Data entries
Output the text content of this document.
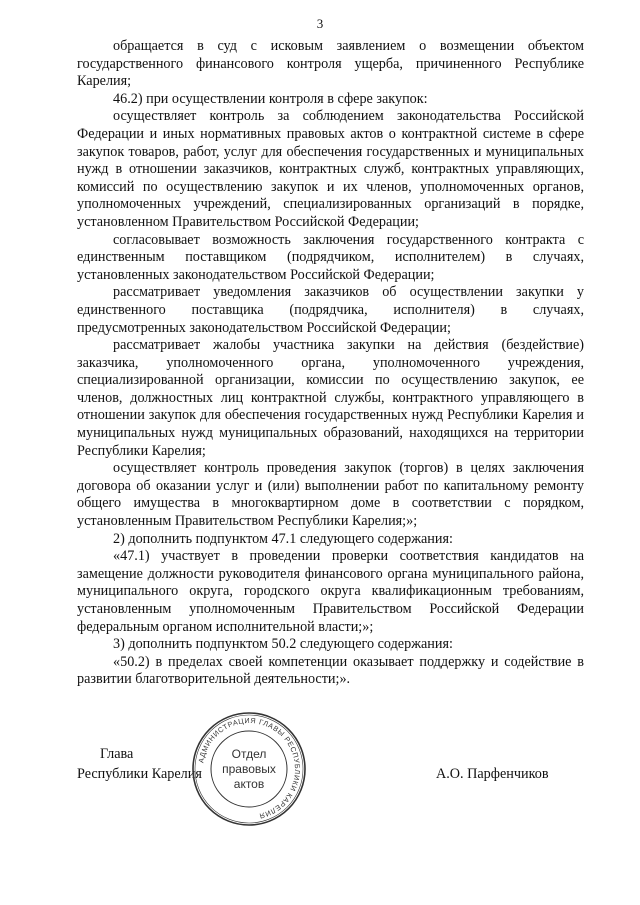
3

обращается в суд с исковым заявлением о возмещении объектом государственного финансового контроля ущерба, причиненного Республике Карелия;

46.2) при осуществлении контроля в сфере закупок:

осуществляет контроль за соблюдением законодательства Российской Федерации и иных нормативных правовых актов о контрактной системе в сфере закупок товаров, работ, услуг для обеспечения государственных и муниципальных нужд в отношении заказчиков, контрактных служб, контрактных управляющих, комиссий по осуществлению закупок и их членов, уполномоченных органов, уполномоченных учреждений, специализированных организаций в порядке, установленном Правительством Российской Федерации;

согласовывает возможность заключения государственного контракта с единственным поставщиком (подрядчиком, исполнителем) в случаях, установленных законодательством Российской Федерации;

рассматривает уведомления заказчиков об осуществлении закупки у единственного поставщика (подрядчика, исполнителя) в случаях, предусмотренных законодательством Российской Федерации;

рассматривает жалобы участника закупки на действия (бездействие) заказчика, уполномоченного органа, уполномоченного учреждения, специализированной организации, комиссии по осуществлению закупок, ее членов, должностных лиц контрактной службы, контрактного управляющего в отношении закупок для обеспечения государственных нужд Республики Карелия и муниципальных нужд муниципальных образований, находящихся на территории Республики Карелия;

осуществляет контроль проведения закупок (торгов) в целях заключения договора об оказании услуг и (или) выполнении работ по капитальному ремонту общего имущества в многоквартирном доме в соответствии с порядком, установленным Правительством Республики Карелия;»;

2) дополнить подпунктом 47.1 следующего содержания:

«47.1) участвует в проведении проверки соответствия кандидатов на замещение должности руководителя финансового органа муниципального района, муниципального округа, городского округа квалификационным требованиям, установленным уполномоченным Правительством Российской Федерации федеральным органом исполнительной власти;»;

3) дополнить подпунктом 50.2 следующего содержания:

«50.2) в пределах своей компетенции оказывает поддержку и содействие в развитии благотворительной деятельности;».

Глава
Республики Карелия	А.О. Парфенчиков
АДМИНИСТРАЦИЯ ГЛАВЫ РЕСПУБЛИКИ КАРЕЛИЯ
Отдел
правовых
актов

▶ _PROBLEM STATEMENT_:
Output every entry word for word, but omit the pictures.

▶ _ANSWER TO THE EXERCISE_:
Output the text content of this document.
3

обращается в суд с исковым заявлением о возмещении объектом государственного финансового контроля ущерба, причиненного Республике Карелия;

46.2) при осуществлении контроля в сфере закупок:

осуществляет контроль за соблюдением законодательства Российской Федерации и иных нормативных правовых актов о контрактной системе в сфере закупок товаров, работ, услуг для обеспечения государственных и муниципальных нужд в отношении заказчиков, контрактных служб, контрактных управляющих, комиссий по осуществлению закупок и их членов, уполномоченных органов, уполномоченных учреждений, специализированных организаций в порядке, установленном Правительством Российской Федерации;

согласовывает возможность заключения государственного контракта с единственным поставщиком (подрядчиком, исполнителем) в случаях, установленных законодательством Российской Федерации;

рассматривает уведомления заказчиков об осуществлении закупки у единственного поставщика (подрядчика, исполнителя) в случаях, предусмотренных законодательством Российской Федерации;

рассматривает жалобы участника закупки на действия (бездействие) заказчика, уполномоченного органа, уполномоченного учреждения, специализированной организации, комиссии по осуществлению закупок, ее членов, должностных лиц контрактной службы, контрактного управляющего в отношении закупок для обеспечения государственных нужд Республики Карелия и муниципальных нужд муниципальных образований, находящихся на территории Республики Карелия;

осуществляет контроль проведения закупок (торгов) в целях заключения договора об оказании услуг и (или) выполнении работ по капитальному ремонту общего имущества в многоквартирном доме в соответствии с порядком, установленным Правительством Республики Карелия;»;

2) дополнить подпунктом 47.1 следующего содержания:

«47.1) участвует в проведении проверки соответствия кандидатов на замещение должности руководителя финансового органа муниципального района, муниципального округа, городского округа квалификационным требованиям, установленным уполномоченным Правительством Российской Федерации федеральным органом исполнительной власти;»;

3) дополнить подпунктом 50.2 следующего содержания:

«50.2) в пределах своей компетенции оказывает поддержку и содействие в развитии благотворительной деятельности;».

Глава
Республики Карелия	А.О. Парфенчиков
АДМИНИСТРАЦИЯ ГЛАВЫ РЕСПУБЛИКИ КАРЕЛИЯ
Отдел
правовых
актов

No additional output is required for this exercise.